__THE PROBLEM__. Word for word, restate every line of the listing that follows.

__GIVEN DATA__.
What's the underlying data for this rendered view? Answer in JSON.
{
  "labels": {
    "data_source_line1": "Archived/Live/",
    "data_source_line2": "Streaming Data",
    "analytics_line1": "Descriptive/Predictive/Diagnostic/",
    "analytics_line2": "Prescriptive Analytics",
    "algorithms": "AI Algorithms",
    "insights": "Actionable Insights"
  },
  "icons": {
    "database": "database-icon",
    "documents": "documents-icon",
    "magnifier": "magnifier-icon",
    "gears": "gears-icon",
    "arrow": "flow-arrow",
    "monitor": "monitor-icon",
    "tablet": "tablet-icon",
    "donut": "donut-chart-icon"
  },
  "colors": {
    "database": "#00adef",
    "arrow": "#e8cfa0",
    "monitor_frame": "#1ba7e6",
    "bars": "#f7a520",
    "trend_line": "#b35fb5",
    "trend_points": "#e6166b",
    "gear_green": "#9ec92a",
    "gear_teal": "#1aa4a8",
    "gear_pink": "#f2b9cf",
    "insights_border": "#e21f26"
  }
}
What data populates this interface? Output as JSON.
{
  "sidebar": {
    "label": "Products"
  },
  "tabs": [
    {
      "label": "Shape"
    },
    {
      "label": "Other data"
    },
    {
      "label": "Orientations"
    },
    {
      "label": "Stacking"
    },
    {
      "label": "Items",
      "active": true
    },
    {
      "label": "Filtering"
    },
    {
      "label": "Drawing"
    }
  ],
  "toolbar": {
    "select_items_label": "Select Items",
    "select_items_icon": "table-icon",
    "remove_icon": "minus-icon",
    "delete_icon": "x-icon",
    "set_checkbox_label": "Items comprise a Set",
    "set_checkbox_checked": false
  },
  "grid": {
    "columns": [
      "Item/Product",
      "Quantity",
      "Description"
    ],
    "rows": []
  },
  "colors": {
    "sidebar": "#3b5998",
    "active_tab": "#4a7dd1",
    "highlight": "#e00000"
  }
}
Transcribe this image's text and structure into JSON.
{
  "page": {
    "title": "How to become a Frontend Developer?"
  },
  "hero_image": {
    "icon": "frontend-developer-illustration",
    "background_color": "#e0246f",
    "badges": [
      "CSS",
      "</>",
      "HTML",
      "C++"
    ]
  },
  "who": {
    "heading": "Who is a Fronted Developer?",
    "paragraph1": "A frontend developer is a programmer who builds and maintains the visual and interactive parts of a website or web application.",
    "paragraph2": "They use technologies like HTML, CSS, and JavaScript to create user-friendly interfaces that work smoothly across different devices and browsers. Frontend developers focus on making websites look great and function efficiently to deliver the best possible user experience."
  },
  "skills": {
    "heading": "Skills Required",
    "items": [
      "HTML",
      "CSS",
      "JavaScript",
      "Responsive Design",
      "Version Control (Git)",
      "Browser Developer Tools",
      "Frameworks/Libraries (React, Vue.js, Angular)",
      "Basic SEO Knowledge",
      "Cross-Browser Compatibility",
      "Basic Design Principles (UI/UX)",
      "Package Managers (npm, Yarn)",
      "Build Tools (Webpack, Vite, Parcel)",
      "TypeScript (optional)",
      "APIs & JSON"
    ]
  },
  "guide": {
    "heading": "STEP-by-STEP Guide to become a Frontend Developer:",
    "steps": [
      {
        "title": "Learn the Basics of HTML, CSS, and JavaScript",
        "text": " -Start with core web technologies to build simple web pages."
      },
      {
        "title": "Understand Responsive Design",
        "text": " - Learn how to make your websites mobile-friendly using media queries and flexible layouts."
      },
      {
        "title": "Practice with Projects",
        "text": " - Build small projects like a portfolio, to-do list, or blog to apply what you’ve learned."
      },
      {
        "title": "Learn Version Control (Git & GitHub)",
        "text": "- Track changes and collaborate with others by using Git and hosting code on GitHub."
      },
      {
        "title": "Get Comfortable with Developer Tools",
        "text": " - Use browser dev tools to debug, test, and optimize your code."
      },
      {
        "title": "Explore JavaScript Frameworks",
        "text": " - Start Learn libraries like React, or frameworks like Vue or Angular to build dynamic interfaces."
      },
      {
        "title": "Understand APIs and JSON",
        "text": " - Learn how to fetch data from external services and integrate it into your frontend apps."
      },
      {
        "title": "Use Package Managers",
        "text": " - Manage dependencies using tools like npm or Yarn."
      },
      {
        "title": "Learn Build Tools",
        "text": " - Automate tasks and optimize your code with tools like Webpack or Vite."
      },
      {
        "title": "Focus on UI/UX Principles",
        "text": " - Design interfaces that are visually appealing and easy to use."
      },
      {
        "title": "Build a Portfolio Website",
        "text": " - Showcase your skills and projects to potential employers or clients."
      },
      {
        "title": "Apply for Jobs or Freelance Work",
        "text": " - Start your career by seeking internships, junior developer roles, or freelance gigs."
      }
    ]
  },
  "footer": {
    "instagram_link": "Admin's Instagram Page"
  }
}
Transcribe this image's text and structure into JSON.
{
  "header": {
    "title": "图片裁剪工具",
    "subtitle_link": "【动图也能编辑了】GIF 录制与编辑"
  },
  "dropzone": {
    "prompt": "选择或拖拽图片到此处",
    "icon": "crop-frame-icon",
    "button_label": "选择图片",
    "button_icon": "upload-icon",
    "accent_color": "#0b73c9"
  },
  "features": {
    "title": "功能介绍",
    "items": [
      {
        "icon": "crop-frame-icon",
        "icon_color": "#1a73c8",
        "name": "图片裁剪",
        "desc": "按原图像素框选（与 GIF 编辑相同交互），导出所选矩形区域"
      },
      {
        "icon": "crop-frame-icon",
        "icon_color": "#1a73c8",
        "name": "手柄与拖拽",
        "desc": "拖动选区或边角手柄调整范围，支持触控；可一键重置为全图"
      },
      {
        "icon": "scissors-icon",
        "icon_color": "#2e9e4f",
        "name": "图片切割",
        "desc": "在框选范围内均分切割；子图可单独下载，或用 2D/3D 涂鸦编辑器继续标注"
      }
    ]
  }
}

__FULL OUTPUT__.
What's the underlying data for this rendered view? Answer in JSON.
{
  "labels": {
    "data_source_line1": "Archived/Live/",
    "data_source_line2": "Streaming Data",
    "analytics_line1": "Descriptive/Predictive/Diagnostic/",
    "analytics_line2": "Prescriptive Analytics",
    "algorithms": "AI Algorithms",
    "insights": "Actionable Insights"
  },
  "icons": {
    "database": "database-icon",
    "documents": "documents-icon",
    "magnifier": "magnifier-icon",
    "gears": "gears-icon",
    "arrow": "flow-arrow",
    "monitor": "monitor-icon",
    "tablet": "tablet-icon",
    "donut": "donut-chart-icon"
  },
  "colors": {
    "database": "#00adef",
    "arrow": "#e8cfa0",
    "monitor_frame": "#1ba7e6",
    "bars": "#f7a520",
    "trend_line": "#b35fb5",
    "trend_points": "#e6166b",
    "gear_green": "#9ec92a",
    "gear_teal": "#1aa4a8",
    "gear_pink": "#f2b9cf",
    "insights_border": "#e21f26"
  }
}
What data populates this interface? Output as JSON.
{
  "sidebar": {
    "label": "Products"
  },
  "tabs": [
    {
      "label": "Shape"
    },
    {
      "label": "Other data"
    },
    {
      "label": "Orientations"
    },
    {
      "label": "Stacking"
    },
    {
      "label": "Items",
      "active": true
    },
    {
      "label": "Filtering"
    },
    {
      "label": "Drawing"
    }
  ],
  "toolbar": {
    "select_items_label": "Select Items",
    "select_items_icon": "table-icon",
    "remove_icon": "minus-icon",
    "delete_icon": "x-icon",
    "set_checkbox_label": "Items comprise a Set",
    "set_checkbox_checked": false
  },
  "grid": {
    "columns": [
      "Item/Product",
      "Quantity",
      "Description"
    ],
    "rows": []
  },
  "colors": {
    "sidebar": "#3b5998",
    "active_tab": "#4a7dd1",
    "highlight": "#e00000"
  }
}
Transcribe this image's text and structure into JSON.
{
  "page": {
    "title": "How to become a Frontend Developer?"
  },
  "hero_image": {
    "icon": "frontend-developer-illustration",
    "background_color": "#e0246f",
    "badges": [
      "CSS",
      "</>",
      "HTML",
      "C++"
    ]
  },
  "who": {
    "heading": "Who is a Fronted Developer?",
    "paragraph1": "A frontend developer is a programmer who builds and maintains the visual and interactive parts of a website or web application.",
    "paragraph2": "They use technologies like HTML, CSS, and JavaScript to create user-friendly interfaces that work smoothly across different devices and browsers. Frontend developers focus on making websites look great and function efficiently to deliver the best possible user experience."
  },
  "skills": {
    "heading": "Skills Required",
    "items": [
      "HTML",
      "CSS",
      "JavaScript",
      "Responsive Design",
      "Version Control (Git)",
      "Browser Developer Tools",
      "Frameworks/Libraries (React, Vue.js, Angular)",
      "Basic SEO Knowledge",
      "Cross-Browser Compatibility",
      "Basic Design Principles (UI/UX)",
      "Package Managers (npm, Yarn)",
      "Build Tools (Webpack, Vite, Parcel)",
      "TypeScript (optional)",
      "APIs & JSON"
    ]
  },
  "guide": {
    "heading": "STEP-by-STEP Guide to become a Frontend Developer:",
    "steps": [
      {
        "title": "Learn the Basics of HTML, CSS, and JavaScript",
        "text": " -Start with core web technologies to build simple web pages."
      },
      {
        "title": "Understand Responsive Design",
        "text": " - Learn how to make your websites mobile-friendly using media queries and flexible layouts."
      },
      {
        "title": "Practice with Projects",
        "text": " - Build small projects like a portfolio, to-do list, or blog to apply what you’ve learned."
      },
      {
        "title": "Learn Version Control (Git & GitHub)",
        "text": "- Track changes and collaborate with others by using Git and hosting code on GitHub."
      },
      {
        "title": "Get Comfortable with Developer Tools",
        "text": " - Use browser dev tools to debug, test, and optimize your code."
      },
      {
        "title": "Explore JavaScript Frameworks",
        "text": " - Start Learn libraries like React, or frameworks like Vue or Angular to build dynamic interfaces."
      },
      {
        "title": "Understand APIs and JSON",
        "text": " - Learn how to fetch data from external services and integrate it into your frontend apps."
      },
      {
        "title": "Use Package Managers",
        "text": " - Manage dependencies using tools like npm or Yarn."
      },
      {
        "title": "Learn Build Tools",
        "text": " - Automate tasks and optimize your code with tools like Webpack or Vite."
      },
      {
        "title": "Focus on UI/UX Principles",
        "text": " - Design interfaces that are visually appealing and easy to use."
      },
      {
        "title": "Build a Portfolio Website",
        "text": " - Showcase your skills and projects to potential employers or clients."
      },
      {
        "title": "Apply for Jobs or Freelance Work",
        "text": " - Start your career by seeking internships, junior developer roles, or freelance gigs."
      }
    ]
  },
  "footer": {
    "instagram_link": "Admin's Instagram Page"
  }
}
Transcribe this image's text and structure into JSON.
{
  "header": {
    "title": "图片裁剪工具",
    "subtitle_link": "【动图也能编辑了】GIF 录制与编辑"
  },
  "dropzone": {
    "prompt": "选择或拖拽图片到此处",
    "icon": "crop-frame-icon",
    "button_label": "选择图片",
    "button_icon": "upload-icon",
    "accent_color": "#0b73c9"
  },
  "features": {
    "title": "功能介绍",
    "items": [
      {
        "icon": "crop-frame-icon",
        "icon_color": "#1a73c8",
        "name": "图片裁剪",
        "desc": "按原图像素框选（与 GIF 编辑相同交互），导出所选矩形区域"
      },
      {
        "icon": "crop-frame-icon",
        "icon_color": "#1a73c8",
        "name": "手柄与拖拽",
        "desc": "拖动选区或边角手柄调整范围，支持触控；可一键重置为全图"
      },
      {
        "icon": "scissors-icon",
        "icon_color": "#2e9e4f",
        "name": "图片切割",
        "desc": "在框选范围内均分切割；子图可单独下载，或用 2D/3D 涂鸦编辑器继续标注"
      }
    ]
  }
}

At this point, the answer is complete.